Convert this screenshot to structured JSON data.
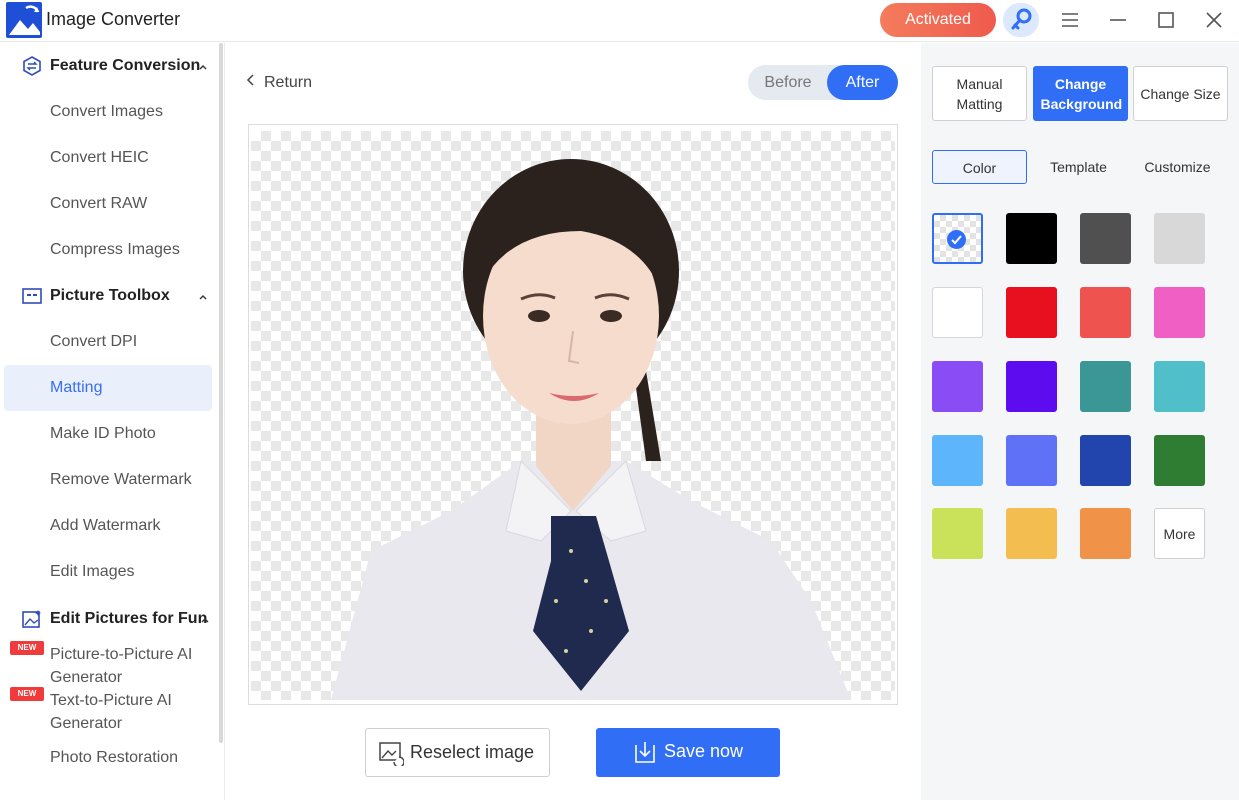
{
  "app": {
    "title": "Image Converter",
    "status": "Activated"
  },
  "sidebar": {
    "sections": [
      {
        "label": "Feature Conversion",
        "icon": "convert-icon"
      },
      {
        "label": "Picture Toolbox",
        "icon": "toolbox-icon"
      },
      {
        "label": "Edit Pictures for Fun",
        "icon": "magic-picture-icon"
      }
    ],
    "items": [
      {
        "label": "Convert Images"
      },
      {
        "label": "Convert HEIC"
      },
      {
        "label": "Convert RAW"
      },
      {
        "label": "Compress Images"
      },
      {
        "label": "Convert DPI"
      },
      {
        "label": "Matting",
        "active": true
      },
      {
        "label": "Make ID Photo"
      },
      {
        "label": "Remove Watermark"
      },
      {
        "label": "Add Watermark"
      },
      {
        "label": "Edit Images"
      },
      {
        "label": "Picture-to-Picture AI Generator",
        "badge": "NEW"
      },
      {
        "label": "Text-to-Picture AI Generator",
        "badge": "NEW"
      },
      {
        "label": "Photo Restoration"
      }
    ]
  },
  "main": {
    "return_label": "Return",
    "compare": {
      "before": "Before",
      "after": "After",
      "selected": "After"
    },
    "reselect_label": "Reselect image",
    "save_label": "Save now"
  },
  "panel": {
    "modes": [
      {
        "label": "Manual Matting",
        "active": false
      },
      {
        "label": "Change Background",
        "active": true
      },
      {
        "label": "Change Size",
        "active": false
      }
    ],
    "tabs": [
      {
        "label": "Color",
        "active": true
      },
      {
        "label": "Template",
        "active": false
      },
      {
        "label": "Customize",
        "active": false
      }
    ],
    "swatches": [
      "transparent",
      "#000000",
      "#505050",
      "#d8d8d8",
      "#ffffff",
      "#e8101e",
      "#ef5350",
      "#ef5fc4",
      "#8a4cf5",
      "#5d0cf0",
      "#3a9795",
      "#51bfca",
      "#5db5fb",
      "#5f72f7",
      "#2144ad",
      "#2e7d32",
      "#c9e25a",
      "#f4bd4f",
      "#f09349"
    ],
    "selected_swatch": "transparent",
    "more_label": "More"
  }
}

### Task description
Write out every line above exactly as it is, leaving out the pictures.

### Response to this exercise
Convert this screenshot to structured JSON data.
{
  "app": {
    "title": "Image Converter",
    "status": "Activated"
  },
  "sidebar": {
    "sections": [
      {
        "label": "Feature Conversion",
        "icon": "convert-icon"
      },
      {
        "label": "Picture Toolbox",
        "icon": "toolbox-icon"
      },
      {
        "label": "Edit Pictures for Fun",
        "icon": "magic-picture-icon"
      }
    ],
    "items": [
      {
        "label": "Convert Images"
      },
      {
        "label": "Convert HEIC"
      },
      {
        "label": "Convert RAW"
      },
      {
        "label": "Compress Images"
      },
      {
        "label": "Convert DPI"
      },
      {
        "label": "Matting",
        "active": true
      },
      {
        "label": "Make ID Photo"
      },
      {
        "label": "Remove Watermark"
      },
      {
        "label": "Add Watermark"
      },
      {
        "label": "Edit Images"
      },
      {
        "label": "Picture-to-Picture AI Generator",
        "badge": "NEW"
      },
      {
        "label": "Text-to-Picture AI Generator",
        "badge": "NEW"
      },
      {
        "label": "Photo Restoration"
      }
    ]
  },
  "main": {
    "return_label": "Return",
    "compare": {
      "before": "Before",
      "after": "After",
      "selected": "After"
    },
    "reselect_label": "Reselect image",
    "save_label": "Save now"
  },
  "panel": {
    "modes": [
      {
        "label": "Manual Matting",
        "active": false
      },
      {
        "label": "Change Background",
        "active": true
      },
      {
        "label": "Change Size",
        "active": false
      }
    ],
    "tabs": [
      {
        "label": "Color",
        "active": true
      },
      {
        "label": "Template",
        "active": false
      },
      {
        "label": "Customize",
        "active": false
      }
    ],
    "swatches": [
      "transparent",
      "#000000",
      "#505050",
      "#d8d8d8",
      "#ffffff",
      "#e8101e",
      "#ef5350",
      "#ef5fc4",
      "#8a4cf5",
      "#5d0cf0",
      "#3a9795",
      "#51bfca",
      "#5db5fb",
      "#5f72f7",
      "#2144ad",
      "#2e7d32",
      "#c9e25a",
      "#f4bd4f",
      "#f09349"
    ],
    "selected_swatch": "transparent",
    "more_label": "More"
  }
}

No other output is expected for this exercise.